Dataset items:
——————
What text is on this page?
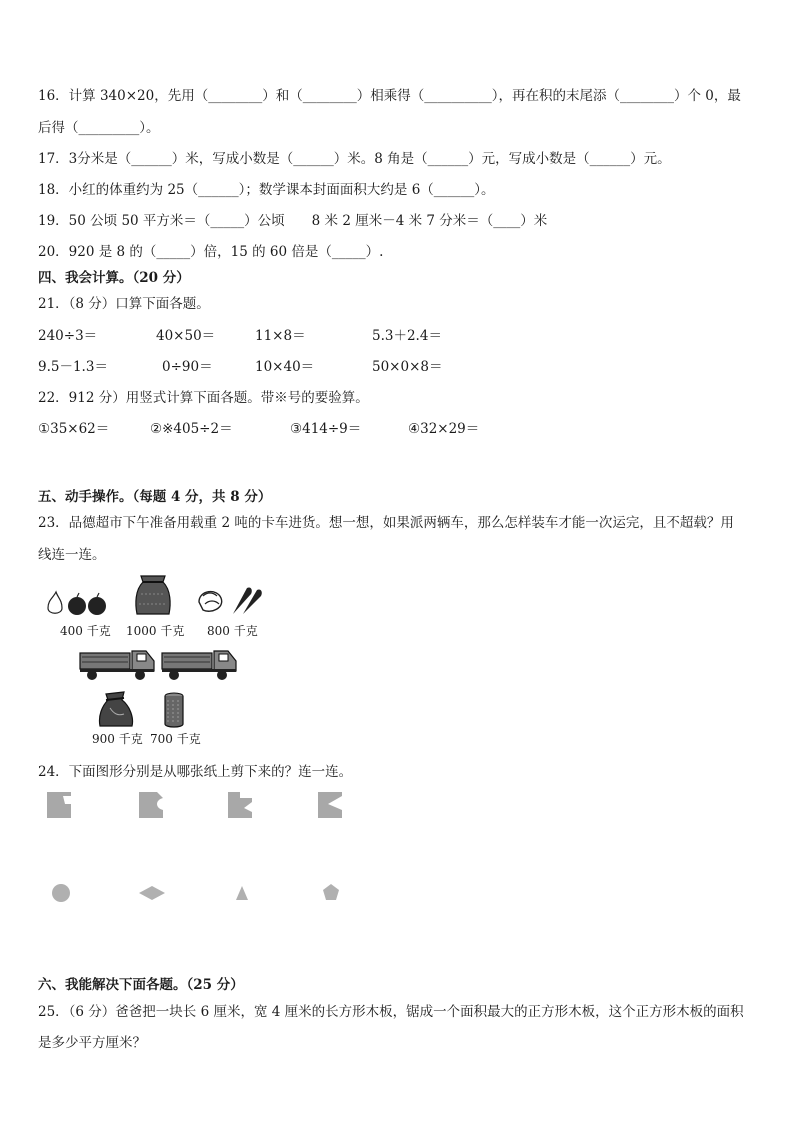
16．计算 340×20，先用（________）和（________）相乘得（__________），再在积的末尾添（________）个 0，最
后得（_________）。
17．3分米是（______）米，写成小数是（______）米。8 角是（______）元，写成小数是（______）元。
18．小红的体重约为 25（______）；数学课本封面面积大约是 6（______）。
19．50 公顷 50 平方米＝（_____）公顷　　8 米 2 厘米－4 米 7 分米＝（____）米
20．920 是 8 的（_____）倍，15 的 60 倍是（_____）.
四、我会计算。（20 分）
21．（8 分）口算下面各题。
240÷3＝	40×50＝	11×8＝	5.3＋2.4＝
9.5－1.3＝	0÷90＝	10×40＝	50×0×8＝
22．912 分）用竖式计算下面各题。带※号的要验算。
①35×62＝	②※405÷2＝	③414÷9＝	④32×29＝
五、动手操作。（每题 4 分，共 8 分）
23．品德超市下午准备用载重 2 吨的卡车进货。想一想，如果派两辆车，那么怎样装车才能一次运完，且不超载？用
线连一连。
400 千克 1000 千克 800 千克
900 千克 700 千克
24．下面图形分别是从哪张纸上剪下来的？连一连。
六、我能解决下面各题。（25 分）
25．（6 分）爸爸把一块长 6 厘米，宽 4 厘米的长方形木板，锯成一个面积最大的正方形木板，这个正方形木板的面积
是多少平方厘米？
——————
Repeat verbatim all the material, but not the pictures.

What text is on this page?
16．计算 340×20，先用（________）和（________）相乘得（__________），再在积的末尾添（________）个 0，最
后得（_________）。
17．3分米是（______）米，写成小数是（______）米。8 角是（______）元，写成小数是（______）元。
18．小红的体重约为 25（______）；数学课本封面面积大约是 6（______）。
19．50 公顷 50 平方米＝（_____）公顷　　8 米 2 厘米－4 米 7 分米＝（____）米
20．920 是 8 的（_____）倍，15 的 60 倍是（_____）.
四、我会计算。（20 分）
21．（8 分）口算下面各题。
240÷3＝	40×50＝	11×8＝	5.3＋2.4＝
9.5－1.3＝	0÷90＝	10×40＝	50×0×8＝
22．912 分）用竖式计算下面各题。带※号的要验算。
①35×62＝	②※405÷2＝	③414÷9＝	④32×29＝
五、动手操作。（每题 4 分，共 8 分）
23．品德超市下午准备用载重 2 吨的卡车进货。想一想，如果派两辆车，那么怎样装车才能一次运完，且不超载？用
线连一连。
400 千克 1000 千克 800 千克
900 千克 700 千克
24．下面图形分别是从哪张纸上剪下来的？连一连。
六、我能解决下面各题。（25 分）
25．（6 分）爸爸把一块长 6 厘米，宽 4 厘米的长方形木板，锯成一个面积最大的正方形木板，这个正方形木板的面积
是多少平方厘米？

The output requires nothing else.